Records about charts and figures
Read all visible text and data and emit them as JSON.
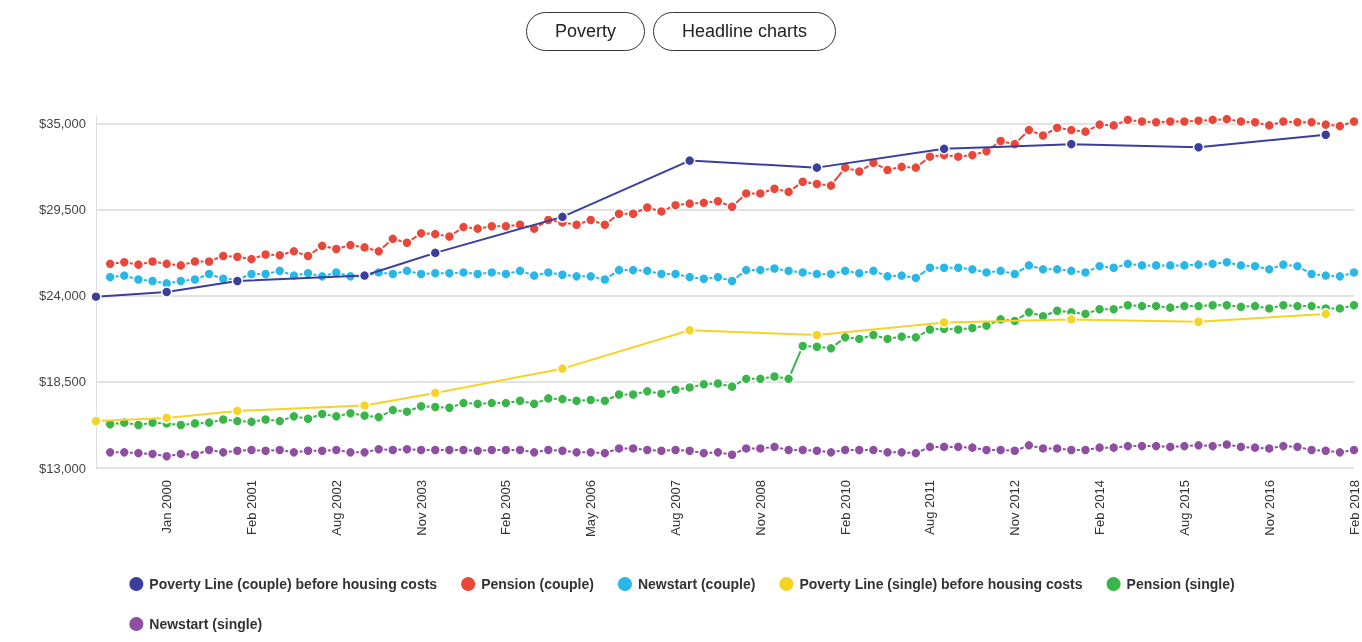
{
  "chart_data": {
    "type": "line",
    "annotations": [
      "Poverty",
      "Headline charts"
    ],
    "categories": [
      null,
      null,
      null,
      null,
      null,
      "Jan 2000",
      null,
      null,
      null,
      null,
      null,
      "Feb 2001",
      null,
      null,
      null,
      null,
      null,
      "Aug 2002",
      null,
      null,
      null,
      null,
      null,
      "Nov 2003",
      null,
      null,
      null,
      null,
      null,
      "Feb 2005",
      null,
      null,
      null,
      null,
      null,
      "May 2006",
      null,
      null,
      null,
      null,
      null,
      "Aug 2007",
      null,
      null,
      null,
      null,
      null,
      "Nov 2008",
      null,
      null,
      null,
      null,
      null,
      "Feb 2010",
      null,
      null,
      null,
      null,
      null,
      "Aug 2011",
      null,
      null,
      null,
      null,
      null,
      "Nov 2012",
      null,
      null,
      null,
      null,
      null,
      "Feb 2014",
      null,
      null,
      null,
      null,
      null,
      "Aug 2015",
      null,
      null,
      null,
      null,
      null,
      "Nov 2016",
      null,
      null,
      null,
      null,
      null,
      "Feb 2018"
    ],
    "series": [
      {
        "name": "Poverty Line (couple) before housing costs",
        "color": "#3a3f9e",
        "values": [
          23950,
          null,
          null,
          null,
          null,
          24250,
          null,
          null,
          null,
          null,
          24950,
          null,
          null,
          null,
          null,
          null,
          null,
          null,
          null,
          25300,
          null,
          null,
          null,
          null,
          26750,
          null,
          null,
          null,
          null,
          null,
          null,
          null,
          null,
          29050,
          null,
          null,
          null,
          null,
          null,
          null,
          null,
          null,
          32650,
          null,
          null,
          null,
          null,
          null,
          null,
          null,
          null,
          32200,
          null,
          null,
          null,
          null,
          null,
          null,
          null,
          null,
          33400,
          null,
          null,
          null,
          null,
          null,
          null,
          null,
          null,
          33700,
          null,
          null,
          null,
          null,
          null,
          null,
          null,
          null,
          33500,
          null,
          null,
          null,
          null,
          null,
          null,
          null,
          null,
          34300,
          null,
          null
        ]
      },
      {
        "name": "Pension (couple)",
        "color": "#e8483a",
        "values": [
          null,
          26050,
          26150,
          26000,
          26200,
          26050,
          25950,
          26200,
          26200,
          26550,
          26500,
          26350,
          26650,
          26600,
          26850,
          26550,
          27200,
          27000,
          27250,
          27100,
          26850,
          27650,
          27400,
          28000,
          27950,
          27800,
          28400,
          28300,
          28450,
          28450,
          28550,
          28300,
          28850,
          28700,
          28550,
          28850,
          28550,
          29250,
          29250,
          29650,
          29400,
          29800,
          29900,
          29950,
          30050,
          29700,
          30550,
          30550,
          30850,
          30650,
          31300,
          31150,
          31050,
          32200,
          31950,
          32500,
          32050,
          32250,
          32200,
          32900,
          33000,
          32900,
          33000,
          33250,
          33900,
          33700,
          34600,
          34250,
          34750,
          34600,
          34500,
          34950,
          34900,
          35250,
          35150,
          35100,
          35150,
          35150,
          35200,
          35250,
          35300,
          35150,
          35100,
          34900,
          35150,
          35100,
          35100,
          34950,
          34850,
          35150
        ]
      },
      {
        "name": "Newstart (couple)",
        "color": "#29b6e8",
        "values": [
          null,
          25200,
          25300,
          25050,
          24950,
          24800,
          24950,
          25050,
          25400,
          25100,
          25050,
          25400,
          25400,
          25600,
          25300,
          25450,
          25250,
          25500,
          25250,
          25250,
          25500,
          25400,
          25600,
          25400,
          25450,
          25450,
          25500,
          25400,
          25500,
          25400,
          25600,
          25300,
          25500,
          25350,
          25250,
          25250,
          25050,
          25650,
          25650,
          25600,
          25400,
          25400,
          25200,
          25100,
          25200,
          24950,
          25650,
          25650,
          25750,
          25600,
          25500,
          25400,
          25400,
          25600,
          25450,
          25600,
          25250,
          25300,
          25150,
          25800,
          25800,
          25800,
          25700,
          25500,
          25600,
          25400,
          25950,
          25700,
          25700,
          25600,
          25500,
          25900,
          25800,
          26050,
          25950,
          25950,
          25950,
          25950,
          26000,
          26050,
          26150,
          25950,
          25900,
          25700,
          26000,
          25900,
          25400,
          25300,
          25250,
          25500
        ]
      },
      {
        "name": "Poverty Line (single) before housing costs",
        "color": "#f5d327",
        "values": [
          16000,
          null,
          null,
          null,
          null,
          16200,
          null,
          null,
          null,
          null,
          16650,
          null,
          null,
          null,
          null,
          null,
          null,
          null,
          null,
          17000,
          null,
          null,
          null,
          null,
          17800,
          null,
          null,
          null,
          null,
          null,
          null,
          null,
          null,
          19350,
          null,
          null,
          null,
          null,
          null,
          null,
          null,
          null,
          21800,
          null,
          null,
          null,
          null,
          null,
          null,
          null,
          null,
          21500,
          null,
          null,
          null,
          null,
          null,
          null,
          null,
          null,
          22300,
          null,
          null,
          null,
          null,
          null,
          null,
          null,
          null,
          22500,
          null,
          null,
          null,
          null,
          null,
          null,
          null,
          null,
          22350,
          null,
          null,
          null,
          null,
          null,
          null,
          null,
          null,
          22850,
          null,
          null
        ]
      },
      {
        "name": "Pension (single)",
        "color": "#3ab54a",
        "values": [
          null,
          15800,
          15900,
          15750,
          15900,
          15850,
          15750,
          15850,
          15900,
          16100,
          16000,
          15950,
          16100,
          16000,
          16300,
          16150,
          16450,
          16300,
          16500,
          16350,
          16250,
          16700,
          16600,
          16950,
          16900,
          16850,
          17150,
          17100,
          17150,
          17150,
          17300,
          17100,
          17450,
          17400,
          17300,
          17350,
          17300,
          17700,
          17700,
          17900,
          17750,
          18000,
          18150,
          18350,
          18400,
          18200,
          18700,
          18700,
          18850,
          18700,
          20800,
          20750,
          20650,
          21350,
          21250,
          21500,
          21250,
          21400,
          21350,
          21850,
          21900,
          21850,
          21950,
          22100,
          22500,
          22400,
          22950,
          22700,
          23050,
          22950,
          22850,
          23150,
          23150,
          23400,
          23350,
          23350,
          23250,
          23350,
          23350,
          23400,
          23400,
          23300,
          23350,
          23200,
          23400,
          23350,
          23350,
          23200,
          23200,
          23400
        ]
      },
      {
        "name": "Newstart (single)",
        "color": "#8e4fa3",
        "values": [
          null,
          14000,
          14000,
          13950,
          13900,
          13750,
          13900,
          13850,
          14150,
          14000,
          14100,
          14150,
          14100,
          14150,
          14000,
          14100,
          14100,
          14150,
          14000,
          14000,
          14200,
          14150,
          14200,
          14150,
          14150,
          14150,
          14150,
          14100,
          14150,
          14150,
          14150,
          14000,
          14150,
          14100,
          14000,
          14000,
          13950,
          14250,
          14250,
          14150,
          14100,
          14150,
          14100,
          13950,
          14000,
          13850,
          14250,
          14250,
          14350,
          14150,
          14150,
          14100,
          14000,
          14150,
          14150,
          14150,
          14000,
          14000,
          13950,
          14350,
          14350,
          14350,
          14300,
          14150,
          14150,
          14100,
          14450,
          14250,
          14250,
          14150,
          14150,
          14300,
          14300,
          14400,
          14400,
          14400,
          14350,
          14400,
          14450,
          14400,
          14500,
          14350,
          14300,
          14250,
          14400,
          14350,
          14150,
          14100,
          14000,
          14150
        ]
      }
    ],
    "ylim": [
      13000,
      35500
    ],
    "yticks": [
      {
        "value": 13000,
        "label": "$13,000"
      },
      {
        "value": 18500,
        "label": "$18,500"
      },
      {
        "value": 24000,
        "label": "$24,000"
      },
      {
        "value": 29500,
        "label": "$29,500"
      },
      {
        "value": 35000,
        "label": "$35,000"
      }
    ],
    "grid": "y",
    "legend": "bottom",
    "marker": "circle",
    "line_style": "solid"
  }
}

Task goal – Check each line of the listing above for the string "color", then report only how many lines have it.

Exercise answer – 6